# Text section

* Begin *

This question has come up a number of times in my Romans study group, and it’s a good one. I’m not one to call all questions good. In fact, I think if you ask the wrong question, you often end up with an answer that leads you astray.

In this case, however, we’ve gone from Romans 1 through 11, and we’ve been learning about God’s faithfulness and God’s grace. One class member commented that the answer to any question I ever asked should be “God’s grace is sufficient.” That’s not a bad answer. Sometimes, however, we need to go a bit further.

Paul’s going to do just that starting with Romans 12. Now some people write, teach, and preach as though Paul talks about theology and then makes a break with his theology in order to talk about action or ethics. I disagree. Paul makes clear in Romans 12 that he is building on what he has said before, and what he says is very well founded. We should read his “therefore” in 12:1 as tying this together.

Because God is faithful, because God has given us his grace, here is the result.

* End *

# Record set

* Begin *

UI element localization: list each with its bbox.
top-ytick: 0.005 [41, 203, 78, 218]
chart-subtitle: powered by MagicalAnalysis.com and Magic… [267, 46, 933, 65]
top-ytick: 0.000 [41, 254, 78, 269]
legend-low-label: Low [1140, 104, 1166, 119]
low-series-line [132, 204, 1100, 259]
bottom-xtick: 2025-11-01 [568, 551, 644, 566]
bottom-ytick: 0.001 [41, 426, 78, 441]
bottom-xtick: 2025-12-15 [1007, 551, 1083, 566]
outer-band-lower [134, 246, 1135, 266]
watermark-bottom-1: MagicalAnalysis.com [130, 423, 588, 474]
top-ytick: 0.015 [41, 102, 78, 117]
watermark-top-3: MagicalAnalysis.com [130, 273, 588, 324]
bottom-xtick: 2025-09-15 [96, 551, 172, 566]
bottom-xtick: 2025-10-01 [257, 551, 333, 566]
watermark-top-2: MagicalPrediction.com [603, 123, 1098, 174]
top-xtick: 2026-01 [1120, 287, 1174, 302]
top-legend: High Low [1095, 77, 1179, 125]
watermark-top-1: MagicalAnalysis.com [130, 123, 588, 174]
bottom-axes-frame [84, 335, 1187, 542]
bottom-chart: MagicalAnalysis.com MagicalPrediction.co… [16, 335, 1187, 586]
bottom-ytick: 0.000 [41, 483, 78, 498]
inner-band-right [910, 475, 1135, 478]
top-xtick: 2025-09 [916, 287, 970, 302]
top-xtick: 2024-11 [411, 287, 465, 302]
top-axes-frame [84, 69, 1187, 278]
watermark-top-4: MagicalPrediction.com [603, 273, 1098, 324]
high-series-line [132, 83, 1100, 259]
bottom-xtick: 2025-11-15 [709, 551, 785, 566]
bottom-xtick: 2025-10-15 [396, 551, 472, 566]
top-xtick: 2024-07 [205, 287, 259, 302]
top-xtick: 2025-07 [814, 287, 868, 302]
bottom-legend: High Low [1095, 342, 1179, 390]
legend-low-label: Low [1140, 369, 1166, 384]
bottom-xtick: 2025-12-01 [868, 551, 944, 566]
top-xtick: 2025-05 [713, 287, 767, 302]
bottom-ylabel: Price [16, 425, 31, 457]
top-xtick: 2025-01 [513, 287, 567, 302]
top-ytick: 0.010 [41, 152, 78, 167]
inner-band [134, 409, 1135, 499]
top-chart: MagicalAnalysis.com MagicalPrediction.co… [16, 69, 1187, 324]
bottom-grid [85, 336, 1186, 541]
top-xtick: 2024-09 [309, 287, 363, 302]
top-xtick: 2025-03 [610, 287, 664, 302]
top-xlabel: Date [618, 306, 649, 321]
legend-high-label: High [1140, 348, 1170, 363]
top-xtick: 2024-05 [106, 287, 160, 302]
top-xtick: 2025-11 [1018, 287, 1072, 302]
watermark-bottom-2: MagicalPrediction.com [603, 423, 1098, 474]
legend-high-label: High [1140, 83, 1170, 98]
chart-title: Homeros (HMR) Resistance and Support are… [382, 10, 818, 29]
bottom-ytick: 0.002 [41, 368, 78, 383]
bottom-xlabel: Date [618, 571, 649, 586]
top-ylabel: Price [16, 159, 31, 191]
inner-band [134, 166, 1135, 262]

* End *

# Exercise details
Write out the passage on Romans 12 above word for word, from its opening sentence through its final one.

# The solution
This question has come up a number of times in my Romans study group, and it’s a good one. I’m not one to call all questions good. In fact, I think if you ask the wrong question, you often end up with an answer that leads you astray.

In this case, however, we’ve gone from Romans 1 through 11, and we’ve been learning about God’s faithfulness and God’s grace. One class member commented that the answer to any question I ever asked should be “God’s grace is sufficient.” That’s not a bad answer. Sometimes, however, we need to go a bit further.

Paul’s going to do just that starting with Romans 12. Now some people write, teach, and preach as though Paul talks about theology and then makes a break with his theology in order to talk about action or ethics. I disagree. Paul makes clear in Romans 12 that he is building on what he has said before, and what he says is very well founded. We should read his “therefore” in 12:1 as tying this together.

Because God is faithful, because God has given us his grace, here is the result.